Dataset entries on figures:
┌──

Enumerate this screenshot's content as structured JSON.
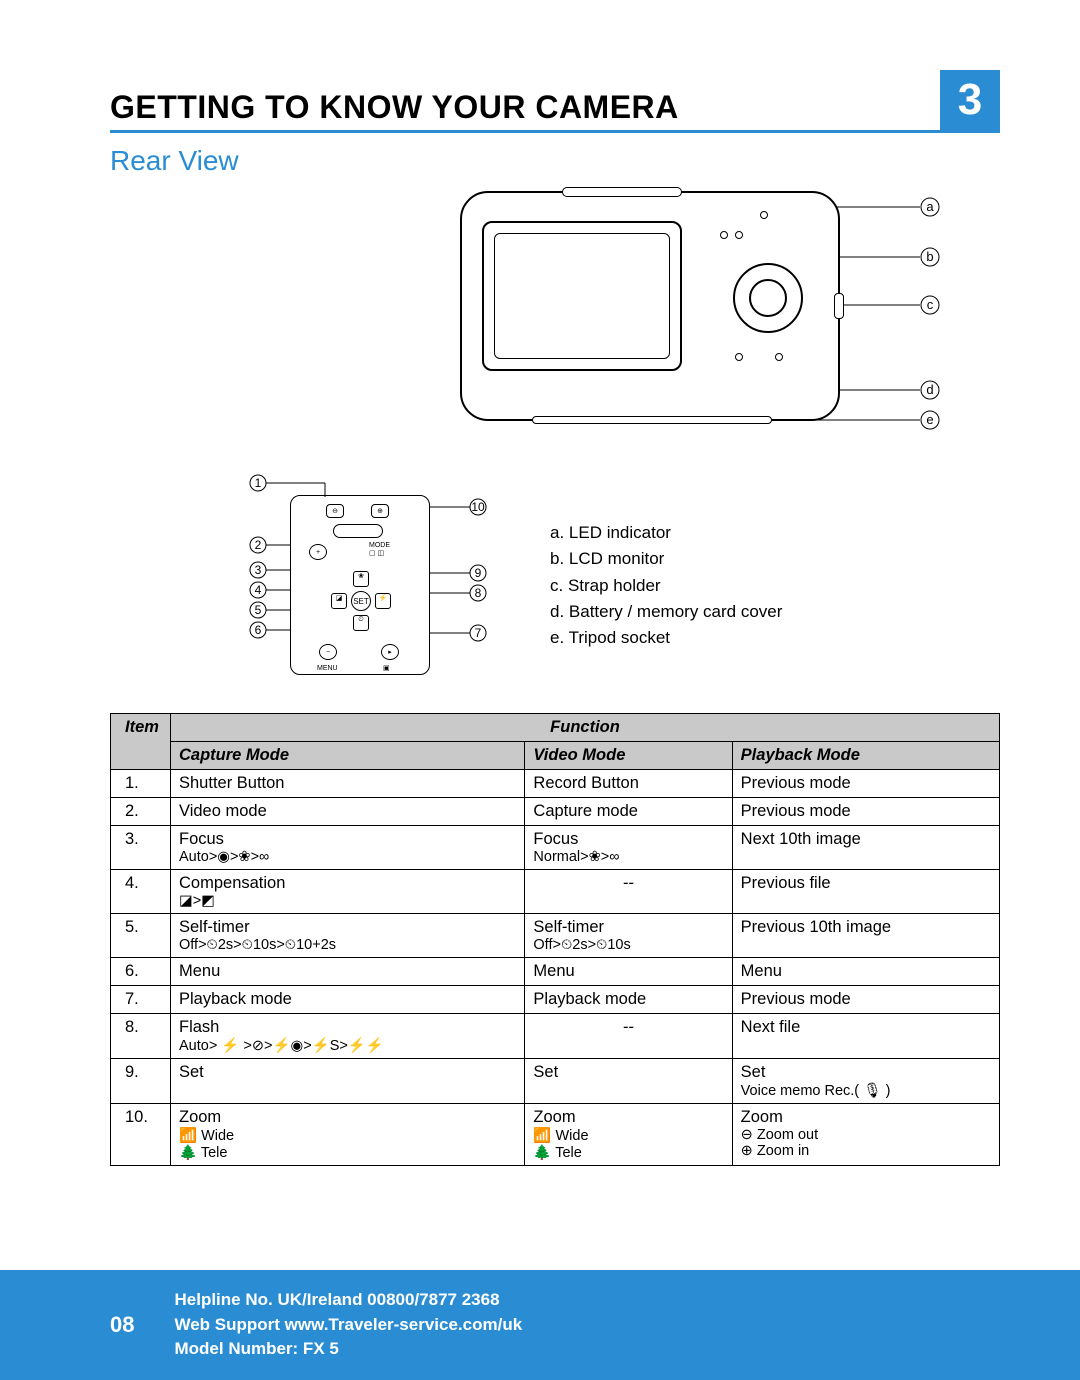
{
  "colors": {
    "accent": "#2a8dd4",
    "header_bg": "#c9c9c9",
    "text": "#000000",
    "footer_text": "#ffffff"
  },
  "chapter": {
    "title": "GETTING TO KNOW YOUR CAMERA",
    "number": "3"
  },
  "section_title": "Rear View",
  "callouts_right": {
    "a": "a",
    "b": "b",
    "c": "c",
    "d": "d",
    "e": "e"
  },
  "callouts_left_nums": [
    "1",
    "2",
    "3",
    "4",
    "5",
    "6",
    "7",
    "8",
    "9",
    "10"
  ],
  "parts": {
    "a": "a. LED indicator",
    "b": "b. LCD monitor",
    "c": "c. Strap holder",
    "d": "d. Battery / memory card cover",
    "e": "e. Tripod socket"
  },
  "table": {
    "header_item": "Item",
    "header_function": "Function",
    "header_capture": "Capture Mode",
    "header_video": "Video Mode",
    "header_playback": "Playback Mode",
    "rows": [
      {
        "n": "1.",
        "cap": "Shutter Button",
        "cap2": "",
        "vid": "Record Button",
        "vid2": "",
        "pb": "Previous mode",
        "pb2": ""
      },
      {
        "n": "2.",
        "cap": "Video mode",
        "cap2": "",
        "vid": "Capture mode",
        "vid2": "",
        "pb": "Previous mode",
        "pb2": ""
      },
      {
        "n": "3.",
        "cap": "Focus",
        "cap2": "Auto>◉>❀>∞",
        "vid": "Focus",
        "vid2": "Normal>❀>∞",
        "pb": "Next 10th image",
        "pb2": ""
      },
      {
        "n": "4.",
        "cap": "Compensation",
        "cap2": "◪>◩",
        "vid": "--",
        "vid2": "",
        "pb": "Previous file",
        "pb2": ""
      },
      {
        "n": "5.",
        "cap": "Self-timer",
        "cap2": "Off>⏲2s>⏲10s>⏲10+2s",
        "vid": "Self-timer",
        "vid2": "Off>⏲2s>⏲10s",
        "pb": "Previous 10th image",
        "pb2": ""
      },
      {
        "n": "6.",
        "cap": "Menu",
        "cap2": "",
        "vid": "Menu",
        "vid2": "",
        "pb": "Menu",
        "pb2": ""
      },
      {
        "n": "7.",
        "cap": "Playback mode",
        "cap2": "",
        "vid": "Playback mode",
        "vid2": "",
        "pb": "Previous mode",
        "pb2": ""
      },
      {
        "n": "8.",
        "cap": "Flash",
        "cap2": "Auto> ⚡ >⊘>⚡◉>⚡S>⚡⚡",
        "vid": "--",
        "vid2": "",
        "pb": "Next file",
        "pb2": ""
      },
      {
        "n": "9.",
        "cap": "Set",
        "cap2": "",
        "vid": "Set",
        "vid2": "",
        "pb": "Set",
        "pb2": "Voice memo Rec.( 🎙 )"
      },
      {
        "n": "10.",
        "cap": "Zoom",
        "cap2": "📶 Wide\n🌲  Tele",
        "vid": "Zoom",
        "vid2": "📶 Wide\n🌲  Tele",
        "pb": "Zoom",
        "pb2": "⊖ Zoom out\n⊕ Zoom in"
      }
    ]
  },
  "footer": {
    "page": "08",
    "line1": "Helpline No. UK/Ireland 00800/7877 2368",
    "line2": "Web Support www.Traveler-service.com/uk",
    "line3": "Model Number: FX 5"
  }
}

└──
┌──

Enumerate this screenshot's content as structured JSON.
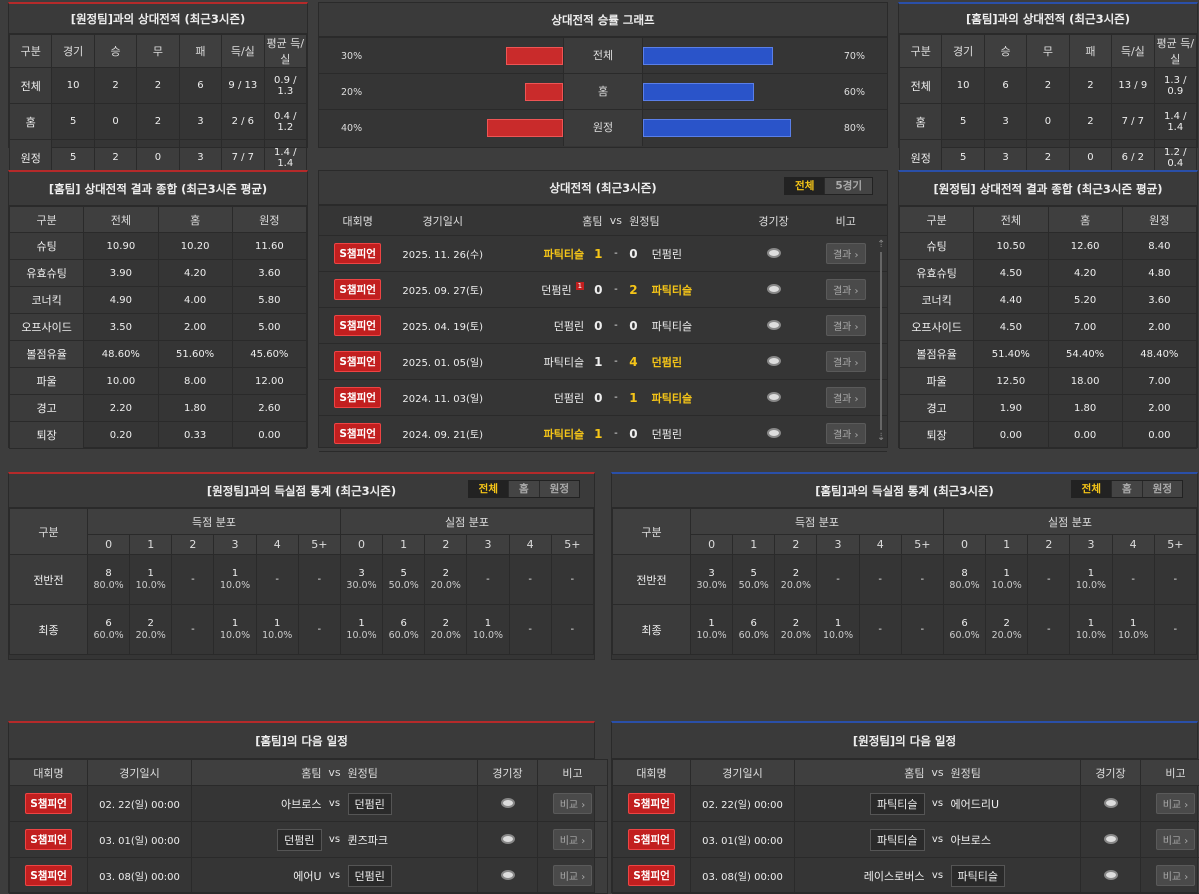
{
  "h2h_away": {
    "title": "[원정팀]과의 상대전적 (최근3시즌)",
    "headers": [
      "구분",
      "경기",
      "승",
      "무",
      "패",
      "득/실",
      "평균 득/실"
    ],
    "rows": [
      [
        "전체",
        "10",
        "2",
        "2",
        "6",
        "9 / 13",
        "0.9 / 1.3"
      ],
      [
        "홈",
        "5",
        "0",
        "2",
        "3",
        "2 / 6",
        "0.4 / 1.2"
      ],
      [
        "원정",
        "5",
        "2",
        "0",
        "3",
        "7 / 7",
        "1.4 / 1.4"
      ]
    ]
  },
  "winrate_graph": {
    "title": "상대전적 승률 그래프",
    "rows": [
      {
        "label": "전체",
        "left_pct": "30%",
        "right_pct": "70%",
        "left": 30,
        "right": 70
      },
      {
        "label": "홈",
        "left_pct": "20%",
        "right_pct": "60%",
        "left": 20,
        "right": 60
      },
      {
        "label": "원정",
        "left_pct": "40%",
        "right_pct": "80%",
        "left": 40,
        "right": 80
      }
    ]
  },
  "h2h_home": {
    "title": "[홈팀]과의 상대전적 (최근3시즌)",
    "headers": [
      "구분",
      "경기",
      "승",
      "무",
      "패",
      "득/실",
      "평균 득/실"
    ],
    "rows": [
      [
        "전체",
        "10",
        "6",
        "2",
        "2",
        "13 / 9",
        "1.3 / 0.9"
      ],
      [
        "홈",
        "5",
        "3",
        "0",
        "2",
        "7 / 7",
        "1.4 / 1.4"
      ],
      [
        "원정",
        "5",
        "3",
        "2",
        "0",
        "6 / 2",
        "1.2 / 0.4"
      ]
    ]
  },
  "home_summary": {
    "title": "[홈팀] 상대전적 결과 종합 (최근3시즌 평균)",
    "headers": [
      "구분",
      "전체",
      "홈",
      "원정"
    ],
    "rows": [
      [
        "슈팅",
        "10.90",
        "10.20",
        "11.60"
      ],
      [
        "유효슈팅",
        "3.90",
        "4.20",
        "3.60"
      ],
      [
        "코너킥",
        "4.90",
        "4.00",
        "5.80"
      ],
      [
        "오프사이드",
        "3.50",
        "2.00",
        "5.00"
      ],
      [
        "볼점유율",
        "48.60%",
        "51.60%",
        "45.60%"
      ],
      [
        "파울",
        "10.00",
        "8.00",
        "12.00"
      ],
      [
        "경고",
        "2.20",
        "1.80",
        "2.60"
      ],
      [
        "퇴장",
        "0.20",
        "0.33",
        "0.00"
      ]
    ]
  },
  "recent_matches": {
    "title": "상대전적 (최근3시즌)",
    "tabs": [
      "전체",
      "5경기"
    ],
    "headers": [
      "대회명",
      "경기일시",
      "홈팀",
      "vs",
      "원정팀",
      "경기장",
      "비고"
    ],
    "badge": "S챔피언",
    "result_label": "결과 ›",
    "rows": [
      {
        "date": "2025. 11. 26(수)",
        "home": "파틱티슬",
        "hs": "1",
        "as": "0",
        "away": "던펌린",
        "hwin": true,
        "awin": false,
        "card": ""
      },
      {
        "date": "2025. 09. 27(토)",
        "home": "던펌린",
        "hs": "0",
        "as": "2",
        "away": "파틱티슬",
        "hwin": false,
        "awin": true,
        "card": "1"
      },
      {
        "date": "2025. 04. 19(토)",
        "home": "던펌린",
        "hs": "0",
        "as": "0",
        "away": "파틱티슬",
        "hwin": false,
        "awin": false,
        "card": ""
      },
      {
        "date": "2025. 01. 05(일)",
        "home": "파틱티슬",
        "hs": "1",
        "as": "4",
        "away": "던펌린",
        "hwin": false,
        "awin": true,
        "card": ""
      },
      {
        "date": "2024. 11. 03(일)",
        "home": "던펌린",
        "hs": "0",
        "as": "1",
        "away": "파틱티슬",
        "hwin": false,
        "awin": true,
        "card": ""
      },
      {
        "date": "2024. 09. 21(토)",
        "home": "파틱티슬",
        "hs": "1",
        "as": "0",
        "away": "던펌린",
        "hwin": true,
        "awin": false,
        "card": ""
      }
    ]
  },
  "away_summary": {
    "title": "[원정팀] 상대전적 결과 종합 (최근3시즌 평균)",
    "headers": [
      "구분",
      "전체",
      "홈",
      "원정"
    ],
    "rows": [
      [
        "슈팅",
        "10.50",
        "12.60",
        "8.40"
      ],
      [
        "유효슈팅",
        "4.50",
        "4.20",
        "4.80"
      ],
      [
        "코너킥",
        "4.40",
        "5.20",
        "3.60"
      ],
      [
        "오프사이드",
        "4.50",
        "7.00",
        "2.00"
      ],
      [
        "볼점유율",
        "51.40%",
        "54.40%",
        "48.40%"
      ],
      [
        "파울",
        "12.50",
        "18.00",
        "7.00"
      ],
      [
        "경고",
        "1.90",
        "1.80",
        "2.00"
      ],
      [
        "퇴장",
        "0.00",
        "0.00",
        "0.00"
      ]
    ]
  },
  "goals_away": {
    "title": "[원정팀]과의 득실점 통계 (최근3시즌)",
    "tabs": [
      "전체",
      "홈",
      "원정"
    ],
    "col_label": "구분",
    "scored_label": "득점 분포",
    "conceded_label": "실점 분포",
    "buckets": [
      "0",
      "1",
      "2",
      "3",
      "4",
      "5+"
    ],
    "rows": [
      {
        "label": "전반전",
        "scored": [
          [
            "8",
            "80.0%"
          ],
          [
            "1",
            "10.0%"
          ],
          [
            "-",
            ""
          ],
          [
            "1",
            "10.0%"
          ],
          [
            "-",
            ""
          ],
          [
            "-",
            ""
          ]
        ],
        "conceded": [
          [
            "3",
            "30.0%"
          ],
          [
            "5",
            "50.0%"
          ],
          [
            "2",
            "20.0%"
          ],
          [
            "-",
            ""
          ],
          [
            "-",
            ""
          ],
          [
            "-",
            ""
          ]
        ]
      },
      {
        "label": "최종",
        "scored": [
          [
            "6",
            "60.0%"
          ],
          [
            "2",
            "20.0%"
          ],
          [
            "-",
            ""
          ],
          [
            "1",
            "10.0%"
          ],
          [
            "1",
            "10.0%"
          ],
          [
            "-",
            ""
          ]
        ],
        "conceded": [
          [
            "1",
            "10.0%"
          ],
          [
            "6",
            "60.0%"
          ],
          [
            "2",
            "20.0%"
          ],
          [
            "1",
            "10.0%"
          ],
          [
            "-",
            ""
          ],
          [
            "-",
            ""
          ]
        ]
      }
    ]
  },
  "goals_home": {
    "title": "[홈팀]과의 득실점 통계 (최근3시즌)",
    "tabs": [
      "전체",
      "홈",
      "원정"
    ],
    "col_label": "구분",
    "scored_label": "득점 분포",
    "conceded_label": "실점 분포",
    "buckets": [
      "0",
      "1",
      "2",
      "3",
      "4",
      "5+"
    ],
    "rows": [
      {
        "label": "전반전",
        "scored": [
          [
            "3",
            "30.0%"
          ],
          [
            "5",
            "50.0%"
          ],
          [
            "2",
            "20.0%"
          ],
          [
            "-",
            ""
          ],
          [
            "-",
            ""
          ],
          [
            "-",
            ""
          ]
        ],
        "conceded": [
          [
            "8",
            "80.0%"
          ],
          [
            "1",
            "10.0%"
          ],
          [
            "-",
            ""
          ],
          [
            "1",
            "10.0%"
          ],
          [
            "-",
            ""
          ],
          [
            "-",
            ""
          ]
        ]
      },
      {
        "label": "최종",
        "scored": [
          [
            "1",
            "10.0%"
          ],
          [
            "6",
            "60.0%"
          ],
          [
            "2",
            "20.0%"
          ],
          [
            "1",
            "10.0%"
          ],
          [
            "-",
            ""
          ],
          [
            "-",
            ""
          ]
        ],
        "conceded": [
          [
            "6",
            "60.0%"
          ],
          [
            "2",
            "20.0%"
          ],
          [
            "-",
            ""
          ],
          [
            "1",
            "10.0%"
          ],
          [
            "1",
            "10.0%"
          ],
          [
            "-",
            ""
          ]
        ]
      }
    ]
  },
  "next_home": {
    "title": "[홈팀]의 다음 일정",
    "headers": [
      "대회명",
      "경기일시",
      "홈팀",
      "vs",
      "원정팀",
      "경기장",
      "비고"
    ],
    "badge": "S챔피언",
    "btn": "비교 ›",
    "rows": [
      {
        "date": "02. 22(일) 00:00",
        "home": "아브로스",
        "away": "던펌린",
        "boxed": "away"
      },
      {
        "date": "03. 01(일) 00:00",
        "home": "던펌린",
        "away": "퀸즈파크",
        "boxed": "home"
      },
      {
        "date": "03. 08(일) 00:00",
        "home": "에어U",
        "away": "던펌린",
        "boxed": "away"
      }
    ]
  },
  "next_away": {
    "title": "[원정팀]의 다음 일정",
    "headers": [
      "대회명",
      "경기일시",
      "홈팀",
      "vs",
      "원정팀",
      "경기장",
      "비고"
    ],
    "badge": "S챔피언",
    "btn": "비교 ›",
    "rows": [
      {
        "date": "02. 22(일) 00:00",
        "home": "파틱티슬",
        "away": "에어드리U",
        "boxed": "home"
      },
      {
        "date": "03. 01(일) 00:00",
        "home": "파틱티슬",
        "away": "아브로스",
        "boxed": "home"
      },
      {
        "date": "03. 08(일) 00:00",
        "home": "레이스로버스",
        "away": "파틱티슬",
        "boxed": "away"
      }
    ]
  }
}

└──

> _Task to complete_: Select every line above that contains the word "date", and copy it.

> _Finished exercise_:
        "date": "2025. 11. 26(수)",
        "date": "2025. 09. 27(토)",
        "date": "2025. 04. 19(토)",
        "date": "2025. 01. 05(일)",
        "date": "2024. 11. 03(일)",
        "date": "2024. 09. 21(토)",
        "date": "02. 22(일) 00:00",
        "date": "03. 01(일) 00:00",
        "date": "03. 08(일) 00:00",
        "date": "02. 22(일) 00:00",
        "date": "03. 01(일) 00:00",
        "date": "03. 08(일) 00:00",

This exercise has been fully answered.